**Required work**
For the listing below, give the count of lines containing "legend", and no other text.

**Dataset records**
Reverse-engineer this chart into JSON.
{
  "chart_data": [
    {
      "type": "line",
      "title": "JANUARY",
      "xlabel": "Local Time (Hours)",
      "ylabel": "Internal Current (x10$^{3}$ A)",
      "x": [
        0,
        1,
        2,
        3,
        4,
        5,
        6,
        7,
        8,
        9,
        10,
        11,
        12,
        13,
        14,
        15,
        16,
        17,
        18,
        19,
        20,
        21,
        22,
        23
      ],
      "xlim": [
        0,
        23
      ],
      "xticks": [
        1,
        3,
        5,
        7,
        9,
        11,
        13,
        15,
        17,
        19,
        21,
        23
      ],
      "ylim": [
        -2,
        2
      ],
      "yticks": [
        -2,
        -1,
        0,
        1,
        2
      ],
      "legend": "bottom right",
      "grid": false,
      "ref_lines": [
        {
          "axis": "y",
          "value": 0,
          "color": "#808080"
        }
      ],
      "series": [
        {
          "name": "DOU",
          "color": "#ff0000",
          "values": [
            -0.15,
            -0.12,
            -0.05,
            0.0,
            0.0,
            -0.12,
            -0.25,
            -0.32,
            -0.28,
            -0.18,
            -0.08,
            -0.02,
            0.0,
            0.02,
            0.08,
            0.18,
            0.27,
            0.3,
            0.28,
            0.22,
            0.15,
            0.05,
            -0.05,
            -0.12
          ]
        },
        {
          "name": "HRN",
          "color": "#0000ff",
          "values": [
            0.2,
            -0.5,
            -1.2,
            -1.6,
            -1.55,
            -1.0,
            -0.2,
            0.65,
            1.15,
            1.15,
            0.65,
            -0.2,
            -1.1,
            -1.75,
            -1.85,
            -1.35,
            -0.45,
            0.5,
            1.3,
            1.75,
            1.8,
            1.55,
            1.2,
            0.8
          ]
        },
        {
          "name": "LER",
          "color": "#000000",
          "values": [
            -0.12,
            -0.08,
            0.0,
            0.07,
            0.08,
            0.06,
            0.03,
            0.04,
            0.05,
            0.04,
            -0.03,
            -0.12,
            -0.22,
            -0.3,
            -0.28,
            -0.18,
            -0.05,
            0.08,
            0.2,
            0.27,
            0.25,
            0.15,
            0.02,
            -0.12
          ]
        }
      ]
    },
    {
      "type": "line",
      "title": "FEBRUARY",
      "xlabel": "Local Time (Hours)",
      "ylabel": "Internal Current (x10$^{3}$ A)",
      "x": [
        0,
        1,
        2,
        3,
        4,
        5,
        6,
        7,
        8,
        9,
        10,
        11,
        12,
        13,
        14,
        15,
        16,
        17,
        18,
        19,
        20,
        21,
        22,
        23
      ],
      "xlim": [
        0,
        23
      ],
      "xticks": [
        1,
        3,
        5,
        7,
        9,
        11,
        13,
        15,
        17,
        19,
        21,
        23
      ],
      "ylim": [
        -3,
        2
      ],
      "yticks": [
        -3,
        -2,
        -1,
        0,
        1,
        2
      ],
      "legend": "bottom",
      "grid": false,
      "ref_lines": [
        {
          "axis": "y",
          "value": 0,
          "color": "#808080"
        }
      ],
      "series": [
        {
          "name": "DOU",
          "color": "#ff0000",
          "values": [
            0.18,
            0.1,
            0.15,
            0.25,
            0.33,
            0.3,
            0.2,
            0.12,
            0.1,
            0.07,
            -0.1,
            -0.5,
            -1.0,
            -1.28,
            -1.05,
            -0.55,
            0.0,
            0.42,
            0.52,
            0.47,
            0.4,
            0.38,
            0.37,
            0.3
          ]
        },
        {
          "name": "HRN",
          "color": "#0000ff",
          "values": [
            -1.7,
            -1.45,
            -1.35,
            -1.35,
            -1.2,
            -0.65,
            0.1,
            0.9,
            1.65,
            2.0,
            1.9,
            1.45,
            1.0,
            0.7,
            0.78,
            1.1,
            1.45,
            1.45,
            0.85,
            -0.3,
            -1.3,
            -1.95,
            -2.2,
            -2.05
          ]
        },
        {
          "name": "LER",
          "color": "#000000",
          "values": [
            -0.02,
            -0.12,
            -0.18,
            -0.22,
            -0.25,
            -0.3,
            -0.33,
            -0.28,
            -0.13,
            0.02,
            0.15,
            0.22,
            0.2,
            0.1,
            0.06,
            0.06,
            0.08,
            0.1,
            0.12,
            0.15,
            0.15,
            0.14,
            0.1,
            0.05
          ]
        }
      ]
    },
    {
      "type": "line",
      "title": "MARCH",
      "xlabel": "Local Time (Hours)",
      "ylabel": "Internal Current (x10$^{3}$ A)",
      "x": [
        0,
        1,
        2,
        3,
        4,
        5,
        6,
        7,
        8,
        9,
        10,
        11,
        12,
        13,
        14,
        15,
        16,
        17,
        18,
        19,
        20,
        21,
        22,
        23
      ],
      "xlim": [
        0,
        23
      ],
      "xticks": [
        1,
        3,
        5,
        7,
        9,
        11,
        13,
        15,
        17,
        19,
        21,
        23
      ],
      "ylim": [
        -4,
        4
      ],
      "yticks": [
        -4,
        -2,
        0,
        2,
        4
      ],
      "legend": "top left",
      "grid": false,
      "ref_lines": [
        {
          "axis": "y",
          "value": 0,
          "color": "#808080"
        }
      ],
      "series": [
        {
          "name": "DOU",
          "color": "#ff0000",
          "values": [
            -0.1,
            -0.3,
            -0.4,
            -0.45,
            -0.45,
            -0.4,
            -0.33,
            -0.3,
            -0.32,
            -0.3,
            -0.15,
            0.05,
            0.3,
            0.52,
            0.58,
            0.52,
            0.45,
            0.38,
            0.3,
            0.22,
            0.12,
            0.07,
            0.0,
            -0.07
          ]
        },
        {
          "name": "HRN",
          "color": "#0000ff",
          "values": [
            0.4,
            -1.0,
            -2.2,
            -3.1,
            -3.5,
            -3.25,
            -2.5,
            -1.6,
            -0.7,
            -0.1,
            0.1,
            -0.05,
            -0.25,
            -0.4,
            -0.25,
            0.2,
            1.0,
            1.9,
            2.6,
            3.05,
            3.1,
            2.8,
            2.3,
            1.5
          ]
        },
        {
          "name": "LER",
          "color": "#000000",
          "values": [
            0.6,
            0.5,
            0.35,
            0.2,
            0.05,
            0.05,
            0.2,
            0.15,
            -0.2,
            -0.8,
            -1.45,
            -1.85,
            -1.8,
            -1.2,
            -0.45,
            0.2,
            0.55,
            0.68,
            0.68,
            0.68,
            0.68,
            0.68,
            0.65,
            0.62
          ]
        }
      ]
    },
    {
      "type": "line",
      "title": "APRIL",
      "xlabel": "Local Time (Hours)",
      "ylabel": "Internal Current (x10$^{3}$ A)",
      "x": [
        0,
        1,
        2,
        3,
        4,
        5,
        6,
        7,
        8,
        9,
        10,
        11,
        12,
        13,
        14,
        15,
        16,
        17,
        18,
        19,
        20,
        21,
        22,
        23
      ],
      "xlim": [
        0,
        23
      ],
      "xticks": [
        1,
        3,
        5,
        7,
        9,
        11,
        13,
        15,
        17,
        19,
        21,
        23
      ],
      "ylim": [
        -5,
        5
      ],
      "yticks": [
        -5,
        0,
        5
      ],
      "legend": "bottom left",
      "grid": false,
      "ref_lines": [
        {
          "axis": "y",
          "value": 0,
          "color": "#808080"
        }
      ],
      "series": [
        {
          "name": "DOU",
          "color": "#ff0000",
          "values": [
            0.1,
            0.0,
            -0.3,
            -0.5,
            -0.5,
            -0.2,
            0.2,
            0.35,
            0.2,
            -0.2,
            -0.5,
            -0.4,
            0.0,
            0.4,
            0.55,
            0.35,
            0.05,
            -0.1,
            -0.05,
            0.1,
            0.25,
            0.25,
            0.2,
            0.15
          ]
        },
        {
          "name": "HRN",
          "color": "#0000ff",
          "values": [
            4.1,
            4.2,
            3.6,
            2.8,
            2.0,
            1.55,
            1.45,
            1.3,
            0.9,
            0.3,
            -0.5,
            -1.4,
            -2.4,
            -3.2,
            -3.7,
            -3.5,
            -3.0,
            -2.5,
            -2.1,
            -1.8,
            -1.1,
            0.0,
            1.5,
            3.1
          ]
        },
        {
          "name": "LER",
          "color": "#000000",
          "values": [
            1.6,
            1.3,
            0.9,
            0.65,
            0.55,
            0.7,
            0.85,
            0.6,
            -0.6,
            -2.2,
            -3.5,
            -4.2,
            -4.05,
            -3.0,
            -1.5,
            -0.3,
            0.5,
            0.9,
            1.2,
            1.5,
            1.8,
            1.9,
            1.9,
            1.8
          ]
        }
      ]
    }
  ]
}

**Answer to the exercise**
4